PROMPT: Lay out the rows below, from the first one through the line that contains "Give bounding boxes", as a JSON list of strings with one string per line and no blank lines.

THE INPUT:

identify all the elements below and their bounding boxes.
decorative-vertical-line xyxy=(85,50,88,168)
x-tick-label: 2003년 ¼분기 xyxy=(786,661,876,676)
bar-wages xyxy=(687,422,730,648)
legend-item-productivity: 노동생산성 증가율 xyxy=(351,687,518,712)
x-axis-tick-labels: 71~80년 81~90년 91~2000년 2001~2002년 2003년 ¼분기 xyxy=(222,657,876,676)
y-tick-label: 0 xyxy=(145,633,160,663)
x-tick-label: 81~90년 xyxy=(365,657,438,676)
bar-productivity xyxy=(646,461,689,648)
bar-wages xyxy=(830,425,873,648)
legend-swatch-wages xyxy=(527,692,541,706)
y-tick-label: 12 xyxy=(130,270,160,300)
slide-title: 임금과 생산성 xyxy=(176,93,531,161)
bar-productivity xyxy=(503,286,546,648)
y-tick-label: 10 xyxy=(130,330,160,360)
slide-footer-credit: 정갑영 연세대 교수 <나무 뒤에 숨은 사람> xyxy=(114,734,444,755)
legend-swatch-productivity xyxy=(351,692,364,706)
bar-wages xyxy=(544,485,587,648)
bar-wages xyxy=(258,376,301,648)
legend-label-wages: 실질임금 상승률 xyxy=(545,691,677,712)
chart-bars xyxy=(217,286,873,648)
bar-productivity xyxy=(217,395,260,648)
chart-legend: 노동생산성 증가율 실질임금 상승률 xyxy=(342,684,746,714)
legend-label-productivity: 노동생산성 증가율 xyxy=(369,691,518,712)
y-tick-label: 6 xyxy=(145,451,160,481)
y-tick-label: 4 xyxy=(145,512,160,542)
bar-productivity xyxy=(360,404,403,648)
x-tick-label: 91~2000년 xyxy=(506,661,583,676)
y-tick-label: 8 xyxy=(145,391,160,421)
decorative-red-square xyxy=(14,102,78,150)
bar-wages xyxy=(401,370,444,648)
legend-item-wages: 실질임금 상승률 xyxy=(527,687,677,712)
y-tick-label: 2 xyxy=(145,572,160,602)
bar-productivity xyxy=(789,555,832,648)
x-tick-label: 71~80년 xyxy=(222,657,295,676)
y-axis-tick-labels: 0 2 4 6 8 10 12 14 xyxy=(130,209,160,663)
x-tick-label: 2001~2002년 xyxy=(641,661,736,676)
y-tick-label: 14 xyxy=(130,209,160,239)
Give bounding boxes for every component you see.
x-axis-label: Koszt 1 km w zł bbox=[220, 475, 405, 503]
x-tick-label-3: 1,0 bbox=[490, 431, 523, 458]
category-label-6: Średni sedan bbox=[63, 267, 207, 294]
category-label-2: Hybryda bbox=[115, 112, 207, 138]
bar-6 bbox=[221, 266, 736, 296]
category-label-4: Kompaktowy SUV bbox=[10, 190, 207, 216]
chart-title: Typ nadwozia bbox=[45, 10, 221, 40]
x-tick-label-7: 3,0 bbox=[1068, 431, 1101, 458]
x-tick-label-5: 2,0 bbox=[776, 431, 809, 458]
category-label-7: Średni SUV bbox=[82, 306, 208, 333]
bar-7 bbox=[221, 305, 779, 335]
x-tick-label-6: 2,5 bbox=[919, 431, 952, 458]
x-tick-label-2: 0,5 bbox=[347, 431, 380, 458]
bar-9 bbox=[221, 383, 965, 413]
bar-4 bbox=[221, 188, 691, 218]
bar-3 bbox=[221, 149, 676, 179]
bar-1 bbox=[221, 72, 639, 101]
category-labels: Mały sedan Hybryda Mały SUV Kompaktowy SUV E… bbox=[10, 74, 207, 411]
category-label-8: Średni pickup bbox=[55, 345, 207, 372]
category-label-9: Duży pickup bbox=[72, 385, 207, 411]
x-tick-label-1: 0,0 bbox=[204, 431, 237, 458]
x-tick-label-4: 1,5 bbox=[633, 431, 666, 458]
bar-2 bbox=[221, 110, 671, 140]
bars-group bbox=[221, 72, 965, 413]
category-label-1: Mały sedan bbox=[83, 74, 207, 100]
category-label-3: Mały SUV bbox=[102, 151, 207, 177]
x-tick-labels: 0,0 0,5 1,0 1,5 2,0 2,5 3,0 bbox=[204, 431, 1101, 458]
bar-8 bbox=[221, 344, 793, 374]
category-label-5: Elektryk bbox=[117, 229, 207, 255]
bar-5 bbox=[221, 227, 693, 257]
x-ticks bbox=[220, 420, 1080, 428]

SOLUTION TO THIS TASK:
[
  "identify all the elements below and their bounding boxes.",
  "decorative-vertical-line xyxy=(85,50,88,168)",
  "x-tick-label: 2003년 ¼분기 xyxy=(786,661,876,676)",
  "bar-wages xyxy=(687,422,730,648)",
  "legend-item-productivity: 노동생산성 증가율 xyxy=(351,687,518,712)",
  "x-axis-tick-labels: 71~80년 81~90년 91~2000년 2001~2002년 2003년 ¼분기 xyxy=(222,657,876,676)",
  "y-tick-label: 0 xyxy=(145,633,160,663)",
  "x-tick-label: 81~90년 xyxy=(365,657,438,676)",
  "bar-productivity xyxy=(646,461,689,648)",
  "bar-wages xyxy=(830,425,873,648)",
  "legend-swatch-wages xyxy=(527,692,541,706)",
  "y-tick-label: 12 xyxy=(130,270,160,300)",
  "slide-title: 임금과 생산성 xyxy=(176,93,531,161)",
  "bar-productivity xyxy=(503,286,546,648)",
  "y-tick-label: 10 xyxy=(130,330,160,360)",
  "slide-footer-credit: 정갑영 연세대 교수 <나무 뒤에 숨은 사람> xyxy=(114,734,444,755)",
  "legend-swatch-productivity xyxy=(351,692,364,706)",
  "bar-wages xyxy=(544,485,587,648)",
  "bar-wages xyxy=(258,376,301,648)",
  "legend-label-wages: 실질임금 상승률 xyxy=(545,691,677,712)",
  "chart-bars xyxy=(217,286,873,648)",
  "bar-productivity xyxy=(217,395,260,648)",
  "chart-legend: 노동생산성 증가율 실질임금 상승률 xyxy=(342,684,746,714)",
  "legend-label-productivity: 노동생산성 증가율 xyxy=(369,691,518,712)",
  "y-tick-label: 6 xyxy=(145,451,160,481)",
  "y-tick-label: 4 xyxy=(145,512,160,542)",
  "bar-productivity xyxy=(360,404,403,648)",
  "x-tick-label: 91~2000년 xyxy=(506,661,583,676)",
  "y-tick-label: 8 xyxy=(145,391,160,421)",
  "decorative-red-square xyxy=(14,102,78,150)",
  "bar-wages xyxy=(401,370,444,648)",
  "legend-item-wages: 실질임금 상승률 xyxy=(527,687,677,712)",
  "y-tick-label: 2 xyxy=(145,572,160,602)",
  "bar-productivity xyxy=(789,555,832,648)",
  "x-tick-label: 71~80년 xyxy=(222,657,295,676)",
  "y-axis-tick-labels: 0 2 4 6 8 10 12 14 xyxy=(130,209,160,663)",
  "x-tick-label: 2001~2002년 xyxy=(641,661,736,676)",
  "y-tick-label: 14 xyxy=(130,209,160,239)",
  "Give bounding boxes for every component you see."
]